▶ **Work to do**
Reproduce every record below exactly as it appears.

** BEGIN **

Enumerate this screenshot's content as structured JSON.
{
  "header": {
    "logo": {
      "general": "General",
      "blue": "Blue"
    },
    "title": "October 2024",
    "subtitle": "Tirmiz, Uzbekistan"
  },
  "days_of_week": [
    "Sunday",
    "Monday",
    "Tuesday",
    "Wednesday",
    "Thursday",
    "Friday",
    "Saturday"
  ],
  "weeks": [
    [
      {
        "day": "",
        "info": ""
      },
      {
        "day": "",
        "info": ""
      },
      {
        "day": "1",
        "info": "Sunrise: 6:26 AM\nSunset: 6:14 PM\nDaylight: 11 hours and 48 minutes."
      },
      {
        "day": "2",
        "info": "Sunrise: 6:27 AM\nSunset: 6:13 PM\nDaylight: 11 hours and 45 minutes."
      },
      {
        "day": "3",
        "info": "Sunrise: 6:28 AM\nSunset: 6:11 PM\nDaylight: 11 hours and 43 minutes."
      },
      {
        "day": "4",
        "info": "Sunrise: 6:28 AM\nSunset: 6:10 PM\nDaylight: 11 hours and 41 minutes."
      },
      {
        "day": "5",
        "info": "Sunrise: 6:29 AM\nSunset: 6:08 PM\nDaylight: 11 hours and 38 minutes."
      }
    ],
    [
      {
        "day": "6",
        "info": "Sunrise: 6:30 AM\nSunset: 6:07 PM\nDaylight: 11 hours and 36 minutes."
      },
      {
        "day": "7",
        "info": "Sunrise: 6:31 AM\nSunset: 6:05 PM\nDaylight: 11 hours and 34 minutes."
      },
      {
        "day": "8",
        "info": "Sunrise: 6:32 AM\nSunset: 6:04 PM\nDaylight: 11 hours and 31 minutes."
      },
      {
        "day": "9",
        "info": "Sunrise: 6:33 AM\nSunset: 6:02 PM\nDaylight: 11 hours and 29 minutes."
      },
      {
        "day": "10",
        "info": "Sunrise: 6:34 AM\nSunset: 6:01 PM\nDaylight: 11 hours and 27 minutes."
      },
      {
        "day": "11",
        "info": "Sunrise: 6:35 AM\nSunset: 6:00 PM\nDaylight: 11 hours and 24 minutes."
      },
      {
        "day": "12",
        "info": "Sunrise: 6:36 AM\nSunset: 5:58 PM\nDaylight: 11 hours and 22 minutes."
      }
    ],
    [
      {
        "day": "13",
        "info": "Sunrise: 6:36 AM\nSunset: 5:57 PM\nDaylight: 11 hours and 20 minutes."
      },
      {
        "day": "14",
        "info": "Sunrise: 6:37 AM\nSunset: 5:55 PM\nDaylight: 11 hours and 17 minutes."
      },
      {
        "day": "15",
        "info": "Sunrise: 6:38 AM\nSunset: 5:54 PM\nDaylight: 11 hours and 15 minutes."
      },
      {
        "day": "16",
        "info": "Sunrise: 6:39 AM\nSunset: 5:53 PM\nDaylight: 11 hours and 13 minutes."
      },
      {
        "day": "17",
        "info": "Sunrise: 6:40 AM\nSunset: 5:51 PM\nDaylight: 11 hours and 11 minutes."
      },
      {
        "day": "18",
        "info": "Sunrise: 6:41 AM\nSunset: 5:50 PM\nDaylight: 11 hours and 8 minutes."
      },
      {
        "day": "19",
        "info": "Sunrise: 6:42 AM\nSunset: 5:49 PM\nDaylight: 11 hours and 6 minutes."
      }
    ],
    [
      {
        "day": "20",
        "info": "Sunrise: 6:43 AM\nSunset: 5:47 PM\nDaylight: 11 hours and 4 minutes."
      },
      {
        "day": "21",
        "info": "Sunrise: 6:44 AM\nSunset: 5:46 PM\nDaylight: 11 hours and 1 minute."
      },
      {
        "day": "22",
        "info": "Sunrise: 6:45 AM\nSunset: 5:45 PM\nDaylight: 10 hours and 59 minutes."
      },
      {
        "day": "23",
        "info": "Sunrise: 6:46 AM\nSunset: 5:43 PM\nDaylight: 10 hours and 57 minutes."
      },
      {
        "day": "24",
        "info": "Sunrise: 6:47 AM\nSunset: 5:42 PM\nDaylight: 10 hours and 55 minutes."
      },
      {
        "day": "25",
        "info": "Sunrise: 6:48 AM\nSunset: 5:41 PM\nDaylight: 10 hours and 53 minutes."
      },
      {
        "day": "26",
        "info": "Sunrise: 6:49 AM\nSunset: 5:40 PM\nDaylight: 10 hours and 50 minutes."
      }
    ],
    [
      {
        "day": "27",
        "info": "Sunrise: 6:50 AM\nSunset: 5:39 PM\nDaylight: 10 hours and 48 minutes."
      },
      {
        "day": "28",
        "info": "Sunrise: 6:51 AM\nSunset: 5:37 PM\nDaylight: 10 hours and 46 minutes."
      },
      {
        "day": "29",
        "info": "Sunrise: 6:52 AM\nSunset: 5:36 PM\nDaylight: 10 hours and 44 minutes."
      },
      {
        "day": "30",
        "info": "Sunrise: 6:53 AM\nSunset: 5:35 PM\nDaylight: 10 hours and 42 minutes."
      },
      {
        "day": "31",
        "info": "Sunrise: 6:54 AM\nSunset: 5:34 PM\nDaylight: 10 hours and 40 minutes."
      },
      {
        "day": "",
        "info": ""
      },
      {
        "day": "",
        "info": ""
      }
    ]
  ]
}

** END **

▶ **Task solution**
Enumerate this screenshot's content as structured JSON.
{
  "header": {
    "logo": {
      "general": "General",
      "blue": "Blue"
    },
    "title": "October 2024",
    "subtitle": "Tirmiz, Uzbekistan"
  },
  "days_of_week": [
    "Sunday",
    "Monday",
    "Tuesday",
    "Wednesday",
    "Thursday",
    "Friday",
    "Saturday"
  ],
  "weeks": [
    [
      {
        "day": "",
        "info": ""
      },
      {
        "day": "",
        "info": ""
      },
      {
        "day": "1",
        "info": "Sunrise: 6:26 AM\nSunset: 6:14 PM\nDaylight: 11 hours and 48 minutes."
      },
      {
        "day": "2",
        "info": "Sunrise: 6:27 AM\nSunset: 6:13 PM\nDaylight: 11 hours and 45 minutes."
      },
      {
        "day": "3",
        "info": "Sunrise: 6:28 AM\nSunset: 6:11 PM\nDaylight: 11 hours and 43 minutes."
      },
      {
        "day": "4",
        "info": "Sunrise: 6:28 AM\nSunset: 6:10 PM\nDaylight: 11 hours and 41 minutes."
      },
      {
        "day": "5",
        "info": "Sunrise: 6:29 AM\nSunset: 6:08 PM\nDaylight: 11 hours and 38 minutes."
      }
    ],
    [
      {
        "day": "6",
        "info": "Sunrise: 6:30 AM\nSunset: 6:07 PM\nDaylight: 11 hours and 36 minutes."
      },
      {
        "day": "7",
        "info": "Sunrise: 6:31 AM\nSunset: 6:05 PM\nDaylight: 11 hours and 34 minutes."
      },
      {
        "day": "8",
        "info": "Sunrise: 6:32 AM\nSunset: 6:04 PM\nDaylight: 11 hours and 31 minutes."
      },
      {
        "day": "9",
        "info": "Sunrise: 6:33 AM\nSunset: 6:02 PM\nDaylight: 11 hours and 29 minutes."
      },
      {
        "day": "10",
        "info": "Sunrise: 6:34 AM\nSunset: 6:01 PM\nDaylight: 11 hours and 27 minutes."
      },
      {
        "day": "11",
        "info": "Sunrise: 6:35 AM\nSunset: 6:00 PM\nDaylight: 11 hours and 24 minutes."
      },
      {
        "day": "12",
        "info": "Sunrise: 6:36 AM\nSunset: 5:58 PM\nDaylight: 11 hours and 22 minutes."
      }
    ],
    [
      {
        "day": "13",
        "info": "Sunrise: 6:36 AM\nSunset: 5:57 PM\nDaylight: 11 hours and 20 minutes."
      },
      {
        "day": "14",
        "info": "Sunrise: 6:37 AM\nSunset: 5:55 PM\nDaylight: 11 hours and 17 minutes."
      },
      {
        "day": "15",
        "info": "Sunrise: 6:38 AM\nSunset: 5:54 PM\nDaylight: 11 hours and 15 minutes."
      },
      {
        "day": "16",
        "info": "Sunrise: 6:39 AM\nSunset: 5:53 PM\nDaylight: 11 hours and 13 minutes."
      },
      {
        "day": "17",
        "info": "Sunrise: 6:40 AM\nSunset: 5:51 PM\nDaylight: 11 hours and 11 minutes."
      },
      {
        "day": "18",
        "info": "Sunrise: 6:41 AM\nSunset: 5:50 PM\nDaylight: 11 hours and 8 minutes."
      },
      {
        "day": "19",
        "info": "Sunrise: 6:42 AM\nSunset: 5:49 PM\nDaylight: 11 hours and 6 minutes."
      }
    ],
    [
      {
        "day": "20",
        "info": "Sunrise: 6:43 AM\nSunset: 5:47 PM\nDaylight: 11 hours and 4 minutes."
      },
      {
        "day": "21",
        "info": "Sunrise: 6:44 AM\nSunset: 5:46 PM\nDaylight: 11 hours and 1 minute."
      },
      {
        "day": "22",
        "info": "Sunrise: 6:45 AM\nSunset: 5:45 PM\nDaylight: 10 hours and 59 minutes."
      },
      {
        "day": "23",
        "info": "Sunrise: 6:46 AM\nSunset: 5:43 PM\nDaylight: 10 hours and 57 minutes."
      },
      {
        "day": "24",
        "info": "Sunrise: 6:47 AM\nSunset: 5:42 PM\nDaylight: 10 hours and 55 minutes."
      },
      {
        "day": "25",
        "info": "Sunrise: 6:48 AM\nSunset: 5:41 PM\nDaylight: 10 hours and 53 minutes."
      },
      {
        "day": "26",
        "info": "Sunrise: 6:49 AM\nSunset: 5:40 PM\nDaylight: 10 hours and 50 minutes."
      }
    ],
    [
      {
        "day": "27",
        "info": "Sunrise: 6:50 AM\nSunset: 5:39 PM\nDaylight: 10 hours and 48 minutes."
      },
      {
        "day": "28",
        "info": "Sunrise: 6:51 AM\nSunset: 5:37 PM\nDaylight: 10 hours and 46 minutes."
      },
      {
        "day": "29",
        "info": "Sunrise: 6:52 AM\nSunset: 5:36 PM\nDaylight: 10 hours and 44 minutes."
      },
      {
        "day": "30",
        "info": "Sunrise: 6:53 AM\nSunset: 5:35 PM\nDaylight: 10 hours and 42 minutes."
      },
      {
        "day": "31",
        "info": "Sunrise: 6:54 AM\nSunset: 5:34 PM\nDaylight: 10 hours and 40 minutes."
      },
      {
        "day": "",
        "info": ""
      },
      {
        "day": "",
        "info": ""
      }
    ]
  ]
}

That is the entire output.